• Exercise text:

-*-*-

Why You Should Choose Urgent Care over Emergency Room Visits


 

Physical therapy

Urgent care clinics are often more effective in treating patients after normal primary physician hours than emergency rooms are. Since primary care doctors are often available only on weekdays during normal business hours, many people choose to go to the emergency room for broken bones and fractures, back pain, colds, dizziness, infections, or other conditions that are perceived as “emergencies.”

Emergency care departments often don’t admit patients to the hospital, however. Many of these conditions are not seen as imperative enough to warrant admission. Often, people don’t know that there are other after-hours options available. Since some people are unable to schedule doctor appointments during the work week for bothersome ailments, they show up to the emergency room, where the order in which you’re seen is based on priority, not first come, first serve.

People without health insurance often avoid going to see the doctor for financial reasons. When medical conditions are neglected, they worsen. By the time an ailment becomes unbearable, these individuals will sometimes go to the emergency room.

These emergency room care bills are much higher than other care options that provide similar services, and can cause severe financial setbacks.

Urgent care facilities provide the same emergency care as hospital medical clinics do, but with more specialized attention and lower prices.

Urgent care often functions as the midway point between primary and emergency care, offering many of the same treatment options as both types of medical clinics.

Local doctors and other medical professionals staff urgent care centers and can perform simple physicals, as well as laboratory testing, x-rays, and, in some cases, more specialized care, like physical therapy.

The Urgent Care Association of America reports that 3 million people visit urgent care centers every week. Many of these people would not have received proper care had it not been for urgent care. Most urgent care centers are open seven days per week, with extended hours to allow for necessary care on the patient’s schedule, not the business’. Most patients at urgentcare will be seen within 15 minutes of arrival, with very few patient waiting over an hour’s time. Urgent care waits are conducted on a first come, first serve basis, much different than the emergency rooms. Most urgent care centers are staffed with a physician at all times, but if not, a qualified mid-care provider is available.

If you find yourself in need of care, but don’t think you are sick enough for an emergency room visit, visit your local urgent care location.

-*-*-

• Given records:
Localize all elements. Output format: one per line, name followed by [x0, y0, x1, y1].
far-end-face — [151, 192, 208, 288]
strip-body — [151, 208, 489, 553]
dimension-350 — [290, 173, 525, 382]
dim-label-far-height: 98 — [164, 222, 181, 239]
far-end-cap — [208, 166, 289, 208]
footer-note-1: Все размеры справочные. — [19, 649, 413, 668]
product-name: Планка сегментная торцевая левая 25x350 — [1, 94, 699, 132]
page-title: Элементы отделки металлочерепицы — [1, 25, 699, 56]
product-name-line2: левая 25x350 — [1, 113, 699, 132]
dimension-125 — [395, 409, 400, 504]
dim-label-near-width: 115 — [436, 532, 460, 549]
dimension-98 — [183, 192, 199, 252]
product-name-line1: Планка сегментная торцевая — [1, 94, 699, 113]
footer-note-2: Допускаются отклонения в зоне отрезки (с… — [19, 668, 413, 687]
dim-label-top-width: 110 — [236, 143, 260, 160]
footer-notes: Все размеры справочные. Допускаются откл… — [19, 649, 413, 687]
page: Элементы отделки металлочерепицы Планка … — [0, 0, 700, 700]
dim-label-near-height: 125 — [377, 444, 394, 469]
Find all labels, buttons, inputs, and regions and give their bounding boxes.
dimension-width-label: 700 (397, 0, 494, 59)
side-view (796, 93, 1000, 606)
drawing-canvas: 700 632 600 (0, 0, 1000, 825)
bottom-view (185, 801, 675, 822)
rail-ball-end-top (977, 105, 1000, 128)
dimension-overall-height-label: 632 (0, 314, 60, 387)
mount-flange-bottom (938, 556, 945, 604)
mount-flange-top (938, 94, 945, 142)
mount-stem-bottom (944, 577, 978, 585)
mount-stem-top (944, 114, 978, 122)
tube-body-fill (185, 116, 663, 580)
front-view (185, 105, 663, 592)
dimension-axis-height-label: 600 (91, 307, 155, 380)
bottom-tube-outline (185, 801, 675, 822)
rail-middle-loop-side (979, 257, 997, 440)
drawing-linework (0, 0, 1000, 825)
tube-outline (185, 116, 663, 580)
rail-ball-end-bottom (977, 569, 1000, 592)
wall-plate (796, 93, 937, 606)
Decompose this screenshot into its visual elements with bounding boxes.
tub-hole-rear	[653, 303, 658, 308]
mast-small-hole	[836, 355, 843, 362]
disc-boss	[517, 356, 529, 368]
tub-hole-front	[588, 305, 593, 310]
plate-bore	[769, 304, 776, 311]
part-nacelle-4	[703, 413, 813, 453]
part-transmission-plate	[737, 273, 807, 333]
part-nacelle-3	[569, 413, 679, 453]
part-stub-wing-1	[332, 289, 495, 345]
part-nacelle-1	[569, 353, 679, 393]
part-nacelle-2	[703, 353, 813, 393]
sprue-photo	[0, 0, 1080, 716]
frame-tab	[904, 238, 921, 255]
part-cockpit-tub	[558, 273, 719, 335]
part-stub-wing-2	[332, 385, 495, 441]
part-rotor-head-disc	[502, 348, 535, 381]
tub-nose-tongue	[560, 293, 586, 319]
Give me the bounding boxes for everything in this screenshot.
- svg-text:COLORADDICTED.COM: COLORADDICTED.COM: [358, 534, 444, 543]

-*-*-

• Assigned task: Please reproduce word for word the stretch of the urgent care article from "Urgent care facilities" through "of medical clinics.".

• Answer to the problem:
Urgent care facilities provide the same emergency care as hospital medical clinics do, but with more specialized attention and lower prices.

Urgent care often functions as the midway point between primary and emergency care, offering many of the same treatment options as both types of medical clinics.